Your task: Locate the lines where "screenshot" occurs and copy them as they stand.

####################

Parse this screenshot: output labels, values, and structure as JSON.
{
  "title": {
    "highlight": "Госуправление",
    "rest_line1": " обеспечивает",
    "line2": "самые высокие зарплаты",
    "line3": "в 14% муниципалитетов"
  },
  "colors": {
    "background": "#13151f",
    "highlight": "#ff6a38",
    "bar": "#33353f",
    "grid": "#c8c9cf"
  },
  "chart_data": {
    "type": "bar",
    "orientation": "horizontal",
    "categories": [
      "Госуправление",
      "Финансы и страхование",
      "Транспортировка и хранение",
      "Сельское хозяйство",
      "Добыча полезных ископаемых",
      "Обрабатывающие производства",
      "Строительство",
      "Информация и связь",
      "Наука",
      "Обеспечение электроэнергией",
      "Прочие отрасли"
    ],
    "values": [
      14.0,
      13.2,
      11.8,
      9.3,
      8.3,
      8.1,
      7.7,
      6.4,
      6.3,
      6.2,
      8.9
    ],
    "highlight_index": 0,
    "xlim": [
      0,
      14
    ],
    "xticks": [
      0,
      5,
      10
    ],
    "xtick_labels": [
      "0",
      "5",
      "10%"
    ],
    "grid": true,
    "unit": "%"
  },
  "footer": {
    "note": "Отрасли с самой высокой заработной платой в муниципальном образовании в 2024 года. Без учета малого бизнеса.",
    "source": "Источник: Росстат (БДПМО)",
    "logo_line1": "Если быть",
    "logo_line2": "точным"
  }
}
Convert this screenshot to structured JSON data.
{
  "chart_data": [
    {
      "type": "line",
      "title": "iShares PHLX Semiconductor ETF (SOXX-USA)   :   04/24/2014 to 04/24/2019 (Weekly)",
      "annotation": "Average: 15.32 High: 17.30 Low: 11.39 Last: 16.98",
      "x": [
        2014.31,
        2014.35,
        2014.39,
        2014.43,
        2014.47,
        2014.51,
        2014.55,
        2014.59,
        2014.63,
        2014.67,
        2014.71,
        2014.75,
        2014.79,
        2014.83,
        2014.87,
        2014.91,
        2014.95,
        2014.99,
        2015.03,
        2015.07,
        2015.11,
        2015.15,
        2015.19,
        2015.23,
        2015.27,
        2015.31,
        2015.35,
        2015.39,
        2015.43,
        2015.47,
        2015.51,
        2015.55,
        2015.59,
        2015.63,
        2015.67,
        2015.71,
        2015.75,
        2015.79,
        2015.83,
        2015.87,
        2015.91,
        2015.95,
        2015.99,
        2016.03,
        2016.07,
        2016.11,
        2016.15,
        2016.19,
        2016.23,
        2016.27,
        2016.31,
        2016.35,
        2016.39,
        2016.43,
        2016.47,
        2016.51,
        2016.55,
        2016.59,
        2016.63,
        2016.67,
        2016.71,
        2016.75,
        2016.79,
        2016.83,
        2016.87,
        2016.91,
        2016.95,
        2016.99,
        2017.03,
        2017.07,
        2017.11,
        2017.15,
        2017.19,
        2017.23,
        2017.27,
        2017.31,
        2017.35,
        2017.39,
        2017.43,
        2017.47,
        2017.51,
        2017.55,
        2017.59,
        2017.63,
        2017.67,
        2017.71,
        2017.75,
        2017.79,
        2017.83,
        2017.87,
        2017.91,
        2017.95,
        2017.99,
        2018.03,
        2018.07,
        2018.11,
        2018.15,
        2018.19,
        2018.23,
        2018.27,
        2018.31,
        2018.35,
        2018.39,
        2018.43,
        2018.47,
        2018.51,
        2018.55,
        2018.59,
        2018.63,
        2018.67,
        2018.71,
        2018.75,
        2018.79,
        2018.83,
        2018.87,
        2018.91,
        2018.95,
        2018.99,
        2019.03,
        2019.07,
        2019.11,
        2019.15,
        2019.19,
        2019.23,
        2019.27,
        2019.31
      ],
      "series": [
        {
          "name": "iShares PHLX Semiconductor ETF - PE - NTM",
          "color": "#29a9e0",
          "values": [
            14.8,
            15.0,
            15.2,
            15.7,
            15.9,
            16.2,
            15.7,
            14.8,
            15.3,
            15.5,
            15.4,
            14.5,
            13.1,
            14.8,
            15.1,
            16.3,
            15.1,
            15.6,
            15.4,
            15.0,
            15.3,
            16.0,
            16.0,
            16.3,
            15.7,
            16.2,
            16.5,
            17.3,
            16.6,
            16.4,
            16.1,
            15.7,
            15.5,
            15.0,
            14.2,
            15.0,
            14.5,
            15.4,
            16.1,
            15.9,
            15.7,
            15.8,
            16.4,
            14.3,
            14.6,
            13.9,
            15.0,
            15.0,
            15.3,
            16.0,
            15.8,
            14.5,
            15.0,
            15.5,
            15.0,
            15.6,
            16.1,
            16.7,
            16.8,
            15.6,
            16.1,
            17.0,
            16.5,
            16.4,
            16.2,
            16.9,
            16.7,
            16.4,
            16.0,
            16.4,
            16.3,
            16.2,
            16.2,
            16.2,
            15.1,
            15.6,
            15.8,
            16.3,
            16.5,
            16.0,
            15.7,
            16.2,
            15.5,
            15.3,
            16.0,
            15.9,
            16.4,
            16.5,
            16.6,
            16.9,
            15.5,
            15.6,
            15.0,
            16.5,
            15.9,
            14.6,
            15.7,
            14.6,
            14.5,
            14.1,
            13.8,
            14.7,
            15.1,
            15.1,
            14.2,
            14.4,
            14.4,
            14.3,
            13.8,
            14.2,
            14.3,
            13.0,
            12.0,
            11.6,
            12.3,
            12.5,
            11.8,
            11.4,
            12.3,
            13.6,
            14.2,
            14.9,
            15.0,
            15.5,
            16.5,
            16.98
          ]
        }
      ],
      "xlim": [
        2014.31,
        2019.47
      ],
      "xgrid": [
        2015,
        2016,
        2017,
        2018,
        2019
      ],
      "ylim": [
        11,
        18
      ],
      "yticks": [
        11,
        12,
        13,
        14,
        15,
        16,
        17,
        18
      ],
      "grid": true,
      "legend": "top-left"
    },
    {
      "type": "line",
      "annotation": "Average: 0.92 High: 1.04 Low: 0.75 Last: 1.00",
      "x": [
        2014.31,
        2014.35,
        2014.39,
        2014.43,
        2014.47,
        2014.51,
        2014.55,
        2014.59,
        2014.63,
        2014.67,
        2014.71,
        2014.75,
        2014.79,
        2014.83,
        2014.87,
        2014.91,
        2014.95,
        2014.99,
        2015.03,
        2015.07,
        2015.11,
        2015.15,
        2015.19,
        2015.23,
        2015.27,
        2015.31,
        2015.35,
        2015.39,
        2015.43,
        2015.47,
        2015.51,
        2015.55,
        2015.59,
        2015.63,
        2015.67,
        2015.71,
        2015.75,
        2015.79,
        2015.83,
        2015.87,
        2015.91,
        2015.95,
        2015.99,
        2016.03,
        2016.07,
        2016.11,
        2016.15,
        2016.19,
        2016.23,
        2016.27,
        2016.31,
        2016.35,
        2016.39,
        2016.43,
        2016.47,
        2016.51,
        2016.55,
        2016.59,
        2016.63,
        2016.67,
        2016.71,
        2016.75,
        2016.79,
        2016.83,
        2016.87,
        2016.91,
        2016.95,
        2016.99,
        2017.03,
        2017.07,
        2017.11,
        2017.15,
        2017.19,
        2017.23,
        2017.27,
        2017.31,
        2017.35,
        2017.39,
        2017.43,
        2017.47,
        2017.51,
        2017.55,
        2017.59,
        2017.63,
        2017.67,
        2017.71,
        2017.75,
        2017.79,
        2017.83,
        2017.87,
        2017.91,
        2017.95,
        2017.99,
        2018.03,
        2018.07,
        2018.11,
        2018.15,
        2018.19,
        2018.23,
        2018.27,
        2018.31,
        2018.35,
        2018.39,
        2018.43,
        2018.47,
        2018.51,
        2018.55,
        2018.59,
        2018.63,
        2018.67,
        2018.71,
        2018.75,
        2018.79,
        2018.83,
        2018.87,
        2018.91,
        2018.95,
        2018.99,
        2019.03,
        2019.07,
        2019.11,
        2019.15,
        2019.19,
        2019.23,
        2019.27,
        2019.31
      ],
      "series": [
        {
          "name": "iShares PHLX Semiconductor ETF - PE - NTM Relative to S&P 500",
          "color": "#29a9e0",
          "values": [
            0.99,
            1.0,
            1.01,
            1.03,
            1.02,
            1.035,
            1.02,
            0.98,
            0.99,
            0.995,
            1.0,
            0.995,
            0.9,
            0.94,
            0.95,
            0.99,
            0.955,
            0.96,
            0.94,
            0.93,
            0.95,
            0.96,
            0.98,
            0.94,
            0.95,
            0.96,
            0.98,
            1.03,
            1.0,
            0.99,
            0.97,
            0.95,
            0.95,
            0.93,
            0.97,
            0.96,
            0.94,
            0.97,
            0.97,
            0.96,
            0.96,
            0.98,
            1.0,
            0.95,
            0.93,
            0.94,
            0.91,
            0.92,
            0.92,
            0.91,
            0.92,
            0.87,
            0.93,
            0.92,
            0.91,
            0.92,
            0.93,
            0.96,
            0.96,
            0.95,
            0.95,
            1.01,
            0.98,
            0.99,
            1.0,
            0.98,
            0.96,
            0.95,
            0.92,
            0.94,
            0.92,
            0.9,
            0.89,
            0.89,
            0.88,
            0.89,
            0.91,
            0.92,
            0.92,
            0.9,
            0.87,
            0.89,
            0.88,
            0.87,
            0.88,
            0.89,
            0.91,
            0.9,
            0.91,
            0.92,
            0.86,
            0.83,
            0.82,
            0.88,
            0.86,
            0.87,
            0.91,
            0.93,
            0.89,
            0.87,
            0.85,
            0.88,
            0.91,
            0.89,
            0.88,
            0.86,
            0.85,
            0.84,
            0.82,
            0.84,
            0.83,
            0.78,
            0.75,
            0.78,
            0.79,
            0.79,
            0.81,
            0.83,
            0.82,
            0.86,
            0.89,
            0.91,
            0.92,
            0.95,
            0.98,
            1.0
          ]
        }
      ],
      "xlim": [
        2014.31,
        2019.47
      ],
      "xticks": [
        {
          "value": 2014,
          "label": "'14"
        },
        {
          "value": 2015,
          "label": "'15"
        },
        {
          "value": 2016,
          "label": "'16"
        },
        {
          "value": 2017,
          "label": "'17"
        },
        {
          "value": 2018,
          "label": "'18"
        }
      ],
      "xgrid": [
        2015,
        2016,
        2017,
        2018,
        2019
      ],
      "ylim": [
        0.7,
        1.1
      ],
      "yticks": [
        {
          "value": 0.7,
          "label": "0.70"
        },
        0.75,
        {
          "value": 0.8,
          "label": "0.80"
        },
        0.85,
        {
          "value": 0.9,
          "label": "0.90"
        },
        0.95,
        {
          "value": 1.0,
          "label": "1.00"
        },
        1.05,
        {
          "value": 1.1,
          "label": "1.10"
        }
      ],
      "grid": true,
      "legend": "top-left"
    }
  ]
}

####################

Result:
Parse this screenshot: output labels, values, and structure as JSON.
Convert this screenshot to structured JSON data.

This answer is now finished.